◆ OBJECTIVE: Reproduce each line that includes the word "author".

◆ MATERIALS PROVIDED:
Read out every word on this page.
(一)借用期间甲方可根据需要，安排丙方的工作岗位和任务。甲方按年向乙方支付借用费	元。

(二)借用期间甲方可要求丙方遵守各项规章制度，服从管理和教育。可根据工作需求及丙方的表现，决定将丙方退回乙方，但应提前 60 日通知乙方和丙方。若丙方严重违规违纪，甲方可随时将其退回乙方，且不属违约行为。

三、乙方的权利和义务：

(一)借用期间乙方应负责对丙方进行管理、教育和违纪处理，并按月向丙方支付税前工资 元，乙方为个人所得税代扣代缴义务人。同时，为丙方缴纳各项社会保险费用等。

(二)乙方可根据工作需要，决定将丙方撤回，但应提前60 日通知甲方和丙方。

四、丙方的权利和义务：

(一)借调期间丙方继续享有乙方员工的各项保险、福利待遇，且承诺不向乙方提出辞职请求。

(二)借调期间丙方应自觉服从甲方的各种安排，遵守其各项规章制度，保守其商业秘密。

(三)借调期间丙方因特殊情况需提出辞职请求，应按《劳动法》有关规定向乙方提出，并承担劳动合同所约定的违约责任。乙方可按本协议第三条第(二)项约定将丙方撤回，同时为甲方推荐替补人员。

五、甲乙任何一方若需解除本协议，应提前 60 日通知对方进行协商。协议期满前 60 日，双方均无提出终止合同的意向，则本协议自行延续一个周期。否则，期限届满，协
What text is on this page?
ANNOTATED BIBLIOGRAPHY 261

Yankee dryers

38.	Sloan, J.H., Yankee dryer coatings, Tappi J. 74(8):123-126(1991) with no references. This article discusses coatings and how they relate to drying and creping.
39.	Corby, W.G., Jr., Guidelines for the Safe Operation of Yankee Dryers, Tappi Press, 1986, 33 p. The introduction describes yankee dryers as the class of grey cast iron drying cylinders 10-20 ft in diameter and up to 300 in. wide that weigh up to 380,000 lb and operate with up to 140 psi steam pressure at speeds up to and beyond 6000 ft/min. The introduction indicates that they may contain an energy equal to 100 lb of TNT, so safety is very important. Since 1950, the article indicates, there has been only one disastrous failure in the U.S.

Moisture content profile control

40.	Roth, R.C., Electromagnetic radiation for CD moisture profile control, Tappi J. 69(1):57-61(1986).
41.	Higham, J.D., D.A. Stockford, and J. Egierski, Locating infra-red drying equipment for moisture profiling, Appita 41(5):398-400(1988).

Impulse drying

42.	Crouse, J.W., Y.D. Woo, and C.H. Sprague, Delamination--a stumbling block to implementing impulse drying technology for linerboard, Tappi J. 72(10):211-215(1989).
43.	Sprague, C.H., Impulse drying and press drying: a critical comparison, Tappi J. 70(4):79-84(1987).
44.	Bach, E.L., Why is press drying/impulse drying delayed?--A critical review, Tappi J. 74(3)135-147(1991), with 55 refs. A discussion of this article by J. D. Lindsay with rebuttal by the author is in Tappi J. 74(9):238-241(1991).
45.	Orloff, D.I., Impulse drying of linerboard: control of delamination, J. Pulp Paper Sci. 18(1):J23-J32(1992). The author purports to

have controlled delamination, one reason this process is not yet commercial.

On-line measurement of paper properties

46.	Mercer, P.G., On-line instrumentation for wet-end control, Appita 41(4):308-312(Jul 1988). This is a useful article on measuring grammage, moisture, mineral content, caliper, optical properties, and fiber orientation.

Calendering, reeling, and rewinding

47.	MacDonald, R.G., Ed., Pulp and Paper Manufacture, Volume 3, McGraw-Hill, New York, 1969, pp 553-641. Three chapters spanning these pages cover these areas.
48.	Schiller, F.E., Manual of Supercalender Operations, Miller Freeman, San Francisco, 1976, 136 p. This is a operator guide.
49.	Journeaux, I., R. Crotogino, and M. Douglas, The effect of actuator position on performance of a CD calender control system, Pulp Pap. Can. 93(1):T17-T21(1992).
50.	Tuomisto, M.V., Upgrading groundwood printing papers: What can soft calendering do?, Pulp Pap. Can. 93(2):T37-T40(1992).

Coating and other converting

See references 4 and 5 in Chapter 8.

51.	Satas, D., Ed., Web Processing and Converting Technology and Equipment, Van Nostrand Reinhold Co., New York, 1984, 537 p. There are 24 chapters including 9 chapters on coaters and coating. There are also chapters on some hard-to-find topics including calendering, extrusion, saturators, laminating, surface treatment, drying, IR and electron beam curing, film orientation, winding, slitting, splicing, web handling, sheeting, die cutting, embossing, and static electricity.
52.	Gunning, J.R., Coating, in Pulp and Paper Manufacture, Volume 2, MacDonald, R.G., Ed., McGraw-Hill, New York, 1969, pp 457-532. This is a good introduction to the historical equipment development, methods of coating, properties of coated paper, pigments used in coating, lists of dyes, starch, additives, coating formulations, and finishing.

◆ WRITTEN SOLUTION:
44.	Bach, E.L., Why is press drying/impulse drying delayed?--A critical review, Tappi J. 74(3)135-147(1991), with 55 refs. A discussion of this article by J. D. Lindsay with rebuttal by the author is in Tappi J. 74(9):238-241(1991).
45.	Orloff, D.I., Impulse drying of linerboard: control of delamination, J. Pulp Paper Sci. 18(1):J23-J32(1992). The author purports to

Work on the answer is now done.